# GIVEN INSTRUCTION
Look through the material below and give the number of lines holding "Jabatan", with no other words.

— Begin —

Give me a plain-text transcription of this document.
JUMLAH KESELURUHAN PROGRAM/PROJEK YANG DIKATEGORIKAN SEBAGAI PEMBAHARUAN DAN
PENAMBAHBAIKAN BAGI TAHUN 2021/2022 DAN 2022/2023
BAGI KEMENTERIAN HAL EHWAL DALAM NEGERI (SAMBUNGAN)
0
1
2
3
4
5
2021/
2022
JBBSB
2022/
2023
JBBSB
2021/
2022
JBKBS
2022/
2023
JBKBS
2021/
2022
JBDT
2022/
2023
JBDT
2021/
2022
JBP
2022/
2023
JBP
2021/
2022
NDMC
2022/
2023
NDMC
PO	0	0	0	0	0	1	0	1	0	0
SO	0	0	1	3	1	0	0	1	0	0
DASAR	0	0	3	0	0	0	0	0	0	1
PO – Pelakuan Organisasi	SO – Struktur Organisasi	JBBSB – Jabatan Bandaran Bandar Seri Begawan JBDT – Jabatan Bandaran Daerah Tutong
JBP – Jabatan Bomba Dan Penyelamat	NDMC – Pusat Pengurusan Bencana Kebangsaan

— End —

# THE OUTPUT
2